TO DO –
Repeat the material in full. Keep every line exactly as it is.
........
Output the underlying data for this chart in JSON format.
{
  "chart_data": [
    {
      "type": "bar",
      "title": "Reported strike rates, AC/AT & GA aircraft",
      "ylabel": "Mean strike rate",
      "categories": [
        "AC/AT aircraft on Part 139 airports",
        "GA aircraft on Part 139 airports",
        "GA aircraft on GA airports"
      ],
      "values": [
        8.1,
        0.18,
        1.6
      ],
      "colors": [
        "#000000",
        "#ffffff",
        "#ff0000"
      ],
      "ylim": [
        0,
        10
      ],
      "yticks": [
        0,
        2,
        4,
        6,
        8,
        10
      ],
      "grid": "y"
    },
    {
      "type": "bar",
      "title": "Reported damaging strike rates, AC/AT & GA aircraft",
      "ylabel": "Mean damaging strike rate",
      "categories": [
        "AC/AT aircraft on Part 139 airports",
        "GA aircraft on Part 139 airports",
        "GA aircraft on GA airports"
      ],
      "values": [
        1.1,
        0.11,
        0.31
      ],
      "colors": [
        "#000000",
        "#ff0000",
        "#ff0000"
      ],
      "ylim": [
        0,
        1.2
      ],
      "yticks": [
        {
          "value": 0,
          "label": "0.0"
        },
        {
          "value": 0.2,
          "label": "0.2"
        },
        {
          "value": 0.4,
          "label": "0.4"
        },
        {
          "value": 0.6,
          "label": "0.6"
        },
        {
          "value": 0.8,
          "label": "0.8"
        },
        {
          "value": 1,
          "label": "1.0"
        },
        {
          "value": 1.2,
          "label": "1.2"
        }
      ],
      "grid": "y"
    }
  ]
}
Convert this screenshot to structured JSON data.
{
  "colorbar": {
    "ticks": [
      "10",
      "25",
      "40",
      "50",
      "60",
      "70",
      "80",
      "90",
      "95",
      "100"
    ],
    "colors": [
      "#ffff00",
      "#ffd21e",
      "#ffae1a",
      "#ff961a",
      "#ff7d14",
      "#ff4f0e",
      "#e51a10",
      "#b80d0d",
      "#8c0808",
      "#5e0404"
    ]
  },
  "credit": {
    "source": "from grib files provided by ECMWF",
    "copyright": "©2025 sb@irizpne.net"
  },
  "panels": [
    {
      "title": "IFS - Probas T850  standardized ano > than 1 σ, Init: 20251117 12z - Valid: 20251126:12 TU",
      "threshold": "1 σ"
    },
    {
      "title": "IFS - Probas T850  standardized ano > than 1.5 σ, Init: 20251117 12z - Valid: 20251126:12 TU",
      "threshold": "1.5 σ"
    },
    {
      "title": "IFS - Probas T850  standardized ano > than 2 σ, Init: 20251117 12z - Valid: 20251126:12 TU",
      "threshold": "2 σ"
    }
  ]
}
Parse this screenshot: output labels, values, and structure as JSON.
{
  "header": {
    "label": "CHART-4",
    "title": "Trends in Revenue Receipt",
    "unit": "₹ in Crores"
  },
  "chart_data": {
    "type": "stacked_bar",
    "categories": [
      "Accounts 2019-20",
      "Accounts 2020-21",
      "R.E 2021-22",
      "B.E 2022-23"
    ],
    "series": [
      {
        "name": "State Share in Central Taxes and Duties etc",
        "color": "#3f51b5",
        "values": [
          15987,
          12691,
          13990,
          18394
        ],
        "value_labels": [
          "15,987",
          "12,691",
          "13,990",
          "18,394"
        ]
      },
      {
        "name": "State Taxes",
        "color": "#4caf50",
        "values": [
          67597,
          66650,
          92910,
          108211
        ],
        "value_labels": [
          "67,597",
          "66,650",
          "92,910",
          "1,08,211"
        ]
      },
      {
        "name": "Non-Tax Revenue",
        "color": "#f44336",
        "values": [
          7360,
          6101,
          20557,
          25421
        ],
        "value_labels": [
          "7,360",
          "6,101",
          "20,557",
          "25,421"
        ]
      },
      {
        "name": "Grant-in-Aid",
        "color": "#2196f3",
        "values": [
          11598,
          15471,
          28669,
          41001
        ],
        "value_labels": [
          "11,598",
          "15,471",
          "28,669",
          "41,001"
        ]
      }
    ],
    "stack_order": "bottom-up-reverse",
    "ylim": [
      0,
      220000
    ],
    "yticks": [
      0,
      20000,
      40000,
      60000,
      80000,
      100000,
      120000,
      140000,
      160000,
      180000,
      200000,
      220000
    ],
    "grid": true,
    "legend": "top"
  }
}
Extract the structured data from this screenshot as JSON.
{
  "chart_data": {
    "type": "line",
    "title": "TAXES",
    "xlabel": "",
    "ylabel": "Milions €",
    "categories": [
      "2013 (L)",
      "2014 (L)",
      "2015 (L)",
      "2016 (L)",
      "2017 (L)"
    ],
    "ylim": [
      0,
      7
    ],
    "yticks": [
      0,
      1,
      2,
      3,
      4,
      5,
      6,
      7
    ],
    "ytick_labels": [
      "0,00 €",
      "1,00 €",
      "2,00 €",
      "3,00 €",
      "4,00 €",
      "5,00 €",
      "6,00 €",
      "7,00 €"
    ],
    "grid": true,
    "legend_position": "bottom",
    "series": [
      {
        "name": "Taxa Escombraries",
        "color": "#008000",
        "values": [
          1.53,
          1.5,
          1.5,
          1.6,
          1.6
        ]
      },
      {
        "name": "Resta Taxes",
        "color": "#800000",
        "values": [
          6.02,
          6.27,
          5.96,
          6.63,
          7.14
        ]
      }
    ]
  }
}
........
WRITTEN REPLY –
Output the underlying data for this chart in JSON format.
{
  "chart_data": [
    {
      "type": "bar",
      "title": "Reported strike rates, AC/AT & GA aircraft",
      "ylabel": "Mean strike rate",
      "categories": [
        "AC/AT aircraft on Part 139 airports",
        "GA aircraft on Part 139 airports",
        "GA aircraft on GA airports"
      ],
      "values": [
        8.1,
        0.18,
        1.6
      ],
      "colors": [
        "#000000",
        "#ffffff",
        "#ff0000"
      ],
      "ylim": [
        0,
        10
      ],
      "yticks": [
        0,
        2,
        4,
        6,
        8,
        10
      ],
      "grid": "y"
    },
    {
      "type": "bar",
      "title": "Reported damaging strike rates, AC/AT & GA aircraft",
      "ylabel": "Mean damaging strike rate",
      "categories": [
        "AC/AT aircraft on Part 139 airports",
        "GA aircraft on Part 139 airports",
        "GA aircraft on GA airports"
      ],
      "values": [
        1.1,
        0.11,
        0.31
      ],
      "colors": [
        "#000000",
        "#ff0000",
        "#ff0000"
      ],
      "ylim": [
        0,
        1.2
      ],
      "yticks": [
        {
          "value": 0,
          "label": "0.0"
        },
        {
          "value": 0.2,
          "label": "0.2"
        },
        {
          "value": 0.4,
          "label": "0.4"
        },
        {
          "value": 0.6,
          "label": "0.6"
        },
        {
          "value": 0.8,
          "label": "0.8"
        },
        {
          "value": 1,
          "label": "1.0"
        },
        {
          "value": 1.2,
          "label": "1.2"
        }
      ],
      "grid": "y"
    }
  ]
}
Convert this screenshot to structured JSON data.
{
  "colorbar": {
    "ticks": [
      "10",
      "25",
      "40",
      "50",
      "60",
      "70",
      "80",
      "90",
      "95",
      "100"
    ],
    "colors": [
      "#ffff00",
      "#ffd21e",
      "#ffae1a",
      "#ff961a",
      "#ff7d14",
      "#ff4f0e",
      "#e51a10",
      "#b80d0d",
      "#8c0808",
      "#5e0404"
    ]
  },
  "credit": {
    "source": "from grib files provided by ECMWF",
    "copyright": "©2025 sb@irizpne.net"
  },
  "panels": [
    {
      "title": "IFS - Probas T850  standardized ano > than 1 σ, Init: 20251117 12z - Valid: 20251126:12 TU",
      "threshold": "1 σ"
    },
    {
      "title": "IFS - Probas T850  standardized ano > than 1.5 σ, Init: 20251117 12z - Valid: 20251126:12 TU",
      "threshold": "1.5 σ"
    },
    {
      "title": "IFS - Probas T850  standardized ano > than 2 σ, Init: 20251117 12z - Valid: 20251126:12 TU",
      "threshold": "2 σ"
    }
  ]
}
Parse this screenshot: output labels, values, and structure as JSON.
{
  "header": {
    "label": "CHART-4",
    "title": "Trends in Revenue Receipt",
    "unit": "₹ in Crores"
  },
  "chart_data": {
    "type": "stacked_bar",
    "categories": [
      "Accounts 2019-20",
      "Accounts 2020-21",
      "R.E 2021-22",
      "B.E 2022-23"
    ],
    "series": [
      {
        "name": "State Share in Central Taxes and Duties etc",
        "color": "#3f51b5",
        "values": [
          15987,
          12691,
          13990,
          18394
        ],
        "value_labels": [
          "15,987",
          "12,691",
          "13,990",
          "18,394"
        ]
      },
      {
        "name": "State Taxes",
        "color": "#4caf50",
        "values": [
          67597,
          66650,
          92910,
          108211
        ],
        "value_labels": [
          "67,597",
          "66,650",
          "92,910",
          "1,08,211"
        ]
      },
      {
        "name": "Non-Tax Revenue",
        "color": "#f44336",
        "values": [
          7360,
          6101,
          20557,
          25421
        ],
        "value_labels": [
          "7,360",
          "6,101",
          "20,557",
          "25,421"
        ]
      },
      {
        "name": "Grant-in-Aid",
        "color": "#2196f3",
        "values": [
          11598,
          15471,
          28669,
          41001
        ],
        "value_labels": [
          "11,598",
          "15,471",
          "28,669",
          "41,001"
        ]
      }
    ],
    "stack_order": "bottom-up-reverse",
    "ylim": [
      0,
      220000
    ],
    "yticks": [
      0,
      20000,
      40000,
      60000,
      80000,
      100000,
      120000,
      140000,
      160000,
      180000,
      200000,
      220000
    ],
    "grid": true,
    "legend": "top"
  }
}
Extract the structured data from this screenshot as JSON.
{
  "chart_data": {
    "type": "line",
    "title": "TAXES",
    "xlabel": "",
    "ylabel": "Milions €",
    "categories": [
      "2013 (L)",
      "2014 (L)",
      "2015 (L)",
      "2016 (L)",
      "2017 (L)"
    ],
    "ylim": [
      0,
      7
    ],
    "yticks": [
      0,
      1,
      2,
      3,
      4,
      5,
      6,
      7
    ],
    "ytick_labels": [
      "0,00 €",
      "1,00 €",
      "2,00 €",
      "3,00 €",
      "4,00 €",
      "5,00 €",
      "6,00 €",
      "7,00 €"
    ],
    "grid": true,
    "legend_position": "bottom",
    "series": [
      {
        "name": "Taxa Escombraries",
        "color": "#008000",
        "values": [
          1.53,
          1.5,
          1.5,
          1.6,
          1.6
        ]
      },
      {
        "name": "Resta Taxes",
        "color": "#800000",
        "values": [
          6.02,
          6.27,
          5.96,
          6.63,
          7.14
        ]
      }
    ]
  }
}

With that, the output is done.